=== EXERCISE REQUIREMENTS ===
Narrow the data below down to the lines containing "text".
^^^^^^^^^^^^^^^^
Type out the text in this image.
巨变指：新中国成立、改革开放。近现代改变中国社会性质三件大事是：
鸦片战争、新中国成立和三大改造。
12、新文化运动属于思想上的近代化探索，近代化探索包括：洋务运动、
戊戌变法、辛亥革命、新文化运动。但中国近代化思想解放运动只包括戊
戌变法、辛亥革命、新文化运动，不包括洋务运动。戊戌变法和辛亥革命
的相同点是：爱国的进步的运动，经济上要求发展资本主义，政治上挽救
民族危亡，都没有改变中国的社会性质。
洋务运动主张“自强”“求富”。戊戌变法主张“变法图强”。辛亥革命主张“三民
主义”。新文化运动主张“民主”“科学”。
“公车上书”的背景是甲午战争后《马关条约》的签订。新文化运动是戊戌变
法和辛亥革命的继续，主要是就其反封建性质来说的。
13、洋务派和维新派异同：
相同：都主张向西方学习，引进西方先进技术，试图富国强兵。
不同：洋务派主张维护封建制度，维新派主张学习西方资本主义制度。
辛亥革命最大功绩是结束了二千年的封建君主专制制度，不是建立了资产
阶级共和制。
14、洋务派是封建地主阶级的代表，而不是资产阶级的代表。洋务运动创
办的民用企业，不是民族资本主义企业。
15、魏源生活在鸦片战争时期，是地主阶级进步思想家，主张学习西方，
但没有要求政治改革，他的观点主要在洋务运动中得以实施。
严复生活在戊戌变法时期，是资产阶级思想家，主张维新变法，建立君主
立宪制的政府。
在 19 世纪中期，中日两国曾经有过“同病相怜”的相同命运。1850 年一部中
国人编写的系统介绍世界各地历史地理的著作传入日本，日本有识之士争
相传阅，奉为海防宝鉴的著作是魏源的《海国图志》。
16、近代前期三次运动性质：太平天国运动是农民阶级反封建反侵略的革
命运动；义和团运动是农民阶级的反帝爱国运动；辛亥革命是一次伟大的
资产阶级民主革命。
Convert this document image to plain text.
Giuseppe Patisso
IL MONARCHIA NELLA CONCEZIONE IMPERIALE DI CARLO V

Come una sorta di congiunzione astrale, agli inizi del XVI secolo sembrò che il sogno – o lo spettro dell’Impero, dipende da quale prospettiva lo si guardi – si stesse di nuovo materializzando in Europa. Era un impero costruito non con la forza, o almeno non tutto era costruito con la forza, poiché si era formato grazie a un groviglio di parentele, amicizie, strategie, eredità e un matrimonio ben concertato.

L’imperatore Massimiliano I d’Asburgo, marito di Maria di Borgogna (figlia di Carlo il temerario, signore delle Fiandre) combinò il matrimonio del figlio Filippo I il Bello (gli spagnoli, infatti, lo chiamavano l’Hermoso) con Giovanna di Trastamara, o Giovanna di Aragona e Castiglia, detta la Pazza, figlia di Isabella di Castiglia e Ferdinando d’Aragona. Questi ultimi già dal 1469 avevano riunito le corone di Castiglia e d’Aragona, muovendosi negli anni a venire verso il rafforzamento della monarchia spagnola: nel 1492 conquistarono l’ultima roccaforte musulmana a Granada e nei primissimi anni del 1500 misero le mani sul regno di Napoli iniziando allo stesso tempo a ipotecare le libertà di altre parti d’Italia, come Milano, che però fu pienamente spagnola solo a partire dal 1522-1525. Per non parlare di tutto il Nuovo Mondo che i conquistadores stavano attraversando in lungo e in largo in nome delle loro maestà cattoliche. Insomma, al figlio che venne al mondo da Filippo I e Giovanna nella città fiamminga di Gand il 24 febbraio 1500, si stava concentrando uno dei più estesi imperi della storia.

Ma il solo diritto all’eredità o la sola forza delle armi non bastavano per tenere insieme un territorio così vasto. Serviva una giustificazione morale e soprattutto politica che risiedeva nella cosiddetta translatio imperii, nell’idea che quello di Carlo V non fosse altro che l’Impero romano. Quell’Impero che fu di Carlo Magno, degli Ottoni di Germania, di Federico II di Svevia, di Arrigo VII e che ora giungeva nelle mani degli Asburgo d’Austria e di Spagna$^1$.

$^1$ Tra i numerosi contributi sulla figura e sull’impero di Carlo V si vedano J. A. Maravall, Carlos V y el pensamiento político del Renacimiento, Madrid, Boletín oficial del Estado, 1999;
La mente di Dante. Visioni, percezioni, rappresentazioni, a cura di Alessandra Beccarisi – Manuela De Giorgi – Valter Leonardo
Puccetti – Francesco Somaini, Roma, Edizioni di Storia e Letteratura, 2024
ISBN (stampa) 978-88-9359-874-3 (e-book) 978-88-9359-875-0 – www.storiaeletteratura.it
^^^^^^^^^^^^^^^^
=== OUTPUT ===
Type out the text in this image.
Convert this document image to plain text.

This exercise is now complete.